* [YOUR INSTRUCTIONS] Within the data below, how many lines contain "which"? Reply with the number only.

>>

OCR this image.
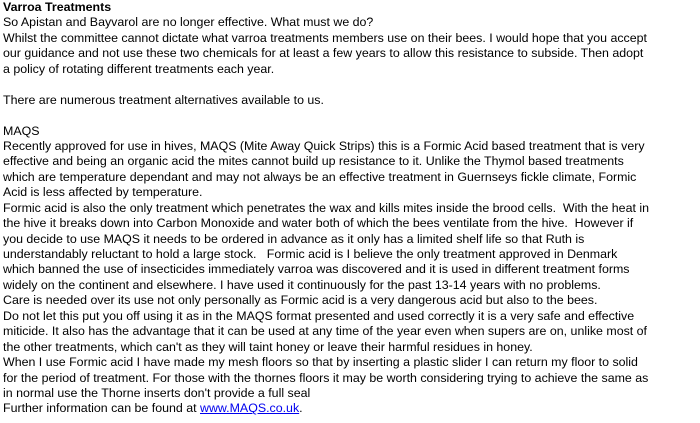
Varroa Treatments
So Apistan and Bayvarol are no longer effective. What must we do?
Whilst the committee cannot dictate what varroa treatments members use on their bees. I would hope that you accept
our guidance and not use these two chemicals for at least a few years to allow this resistance to subside. Then adopt
a policy of rotating different treatments each year.
There are numerous treatment alternatives available to us.
MAQS
Recently approved for use in hives, MAQS (Mite Away Quick Strips) this is a Formic Acid based treatment that is very
effective and being an organic acid the mites cannot build up resistance to it. Unlike the Thymol based treatments
which are temperature dependant and may not always be an effective treatment in Guernseys fickle climate, Formic
Acid is less affected by temperature.
Formic acid is also the only treatment which penetrates the wax and kills mites inside the brood cells.  With the heat in
the hive it breaks down into Carbon Monoxide and water both of which the bees ventilate from the hive.  However if
you decide to use MAQS it needs to be ordered in advance as it only has a limited shelf life so that Ruth is
understandably reluctant to hold a large stock.   Formic acid is I believe the only treatment approved in Denmark
which banned the use of insecticides immediately varroa was discovered and it is used in different treatment forms
widely on the continent and elsewhere. I have used it continuously for the past 13-14 years with no problems.
Care is needed over its use not only personally as Formic acid is a very dangerous acid but also to the bees.
Do not let this put you off using it as in the MAQS format presented and used correctly it is a very safe and effective
miticide. It also has the advantage that it can be used at any time of the year even when supers are on, unlike most of
the other treatments, which can't as they will taint honey or leave their harmful residues in honey.
When I use Formic acid I have made my mesh floors so that by inserting a plastic slider I can return my floor to solid
for the period of treatment. For those with the thornes floors it may be worth considering trying to achieve the same as
in normal use the Thorne inserts don't provide a full seal
Further information can be found at www.MAQS.co.uk.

<<

* [RESULT BELOW] 5